Exercise task
Copy out, from the entries below, each line holding the string "داود".

Provided data
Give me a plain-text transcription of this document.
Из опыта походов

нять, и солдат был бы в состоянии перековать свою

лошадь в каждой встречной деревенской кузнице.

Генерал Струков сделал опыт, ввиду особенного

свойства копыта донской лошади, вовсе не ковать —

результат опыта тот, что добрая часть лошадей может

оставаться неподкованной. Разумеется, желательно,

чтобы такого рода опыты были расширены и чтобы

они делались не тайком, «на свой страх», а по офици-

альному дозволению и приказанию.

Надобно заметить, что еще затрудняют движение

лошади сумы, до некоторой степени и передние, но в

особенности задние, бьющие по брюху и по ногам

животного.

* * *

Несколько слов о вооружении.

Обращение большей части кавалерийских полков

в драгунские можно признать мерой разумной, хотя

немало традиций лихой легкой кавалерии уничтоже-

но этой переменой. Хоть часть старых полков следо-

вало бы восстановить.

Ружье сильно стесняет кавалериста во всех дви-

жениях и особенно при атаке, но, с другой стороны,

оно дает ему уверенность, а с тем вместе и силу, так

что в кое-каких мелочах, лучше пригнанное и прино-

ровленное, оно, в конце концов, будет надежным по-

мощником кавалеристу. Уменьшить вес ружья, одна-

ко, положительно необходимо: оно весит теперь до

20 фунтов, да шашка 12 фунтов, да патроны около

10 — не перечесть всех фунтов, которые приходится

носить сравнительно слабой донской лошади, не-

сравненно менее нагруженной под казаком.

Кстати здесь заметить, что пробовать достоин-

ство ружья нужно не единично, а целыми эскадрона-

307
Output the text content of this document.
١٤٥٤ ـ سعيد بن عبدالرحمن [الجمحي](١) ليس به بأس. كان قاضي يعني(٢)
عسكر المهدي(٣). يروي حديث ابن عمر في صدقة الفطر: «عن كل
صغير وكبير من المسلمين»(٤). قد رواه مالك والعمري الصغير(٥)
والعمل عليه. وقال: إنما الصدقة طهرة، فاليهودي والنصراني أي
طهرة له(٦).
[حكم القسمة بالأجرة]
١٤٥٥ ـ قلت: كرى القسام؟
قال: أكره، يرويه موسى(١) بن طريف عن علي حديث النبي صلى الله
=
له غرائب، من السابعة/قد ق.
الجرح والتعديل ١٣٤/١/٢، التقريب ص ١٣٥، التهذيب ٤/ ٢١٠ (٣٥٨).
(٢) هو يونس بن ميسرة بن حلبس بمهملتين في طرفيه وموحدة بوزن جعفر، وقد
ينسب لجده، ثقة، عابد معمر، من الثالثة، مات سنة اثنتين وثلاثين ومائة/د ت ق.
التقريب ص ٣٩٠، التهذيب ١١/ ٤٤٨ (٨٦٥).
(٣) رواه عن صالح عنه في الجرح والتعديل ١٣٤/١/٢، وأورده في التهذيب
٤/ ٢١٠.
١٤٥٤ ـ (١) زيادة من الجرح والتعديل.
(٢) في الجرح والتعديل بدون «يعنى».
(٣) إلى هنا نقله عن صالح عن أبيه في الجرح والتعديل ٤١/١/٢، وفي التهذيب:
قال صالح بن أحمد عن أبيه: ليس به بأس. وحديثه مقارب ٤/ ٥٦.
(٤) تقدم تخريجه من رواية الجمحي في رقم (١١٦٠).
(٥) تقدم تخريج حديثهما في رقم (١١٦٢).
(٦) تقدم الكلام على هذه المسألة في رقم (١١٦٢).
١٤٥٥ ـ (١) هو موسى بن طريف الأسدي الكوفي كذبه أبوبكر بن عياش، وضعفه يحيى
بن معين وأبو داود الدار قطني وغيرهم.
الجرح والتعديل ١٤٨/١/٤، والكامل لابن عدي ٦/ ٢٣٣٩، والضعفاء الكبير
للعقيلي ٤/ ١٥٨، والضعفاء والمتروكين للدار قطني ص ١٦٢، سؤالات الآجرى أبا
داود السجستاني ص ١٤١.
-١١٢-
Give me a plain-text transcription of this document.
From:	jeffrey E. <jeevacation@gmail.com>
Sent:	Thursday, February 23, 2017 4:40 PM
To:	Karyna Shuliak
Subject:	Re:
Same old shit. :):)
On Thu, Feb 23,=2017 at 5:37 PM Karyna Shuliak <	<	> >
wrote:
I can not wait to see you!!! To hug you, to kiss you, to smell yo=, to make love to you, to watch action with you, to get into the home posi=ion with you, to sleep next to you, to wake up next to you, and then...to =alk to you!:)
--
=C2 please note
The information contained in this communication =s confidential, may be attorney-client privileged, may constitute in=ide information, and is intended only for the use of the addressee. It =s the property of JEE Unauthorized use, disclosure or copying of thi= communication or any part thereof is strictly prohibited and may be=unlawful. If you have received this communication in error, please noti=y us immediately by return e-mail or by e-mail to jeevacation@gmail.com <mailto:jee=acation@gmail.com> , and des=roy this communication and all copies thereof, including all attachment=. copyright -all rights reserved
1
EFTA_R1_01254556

Task response
بن معين وأبو داود الدار قطني وغيرهم.
داود السجستاني ص ١٤١.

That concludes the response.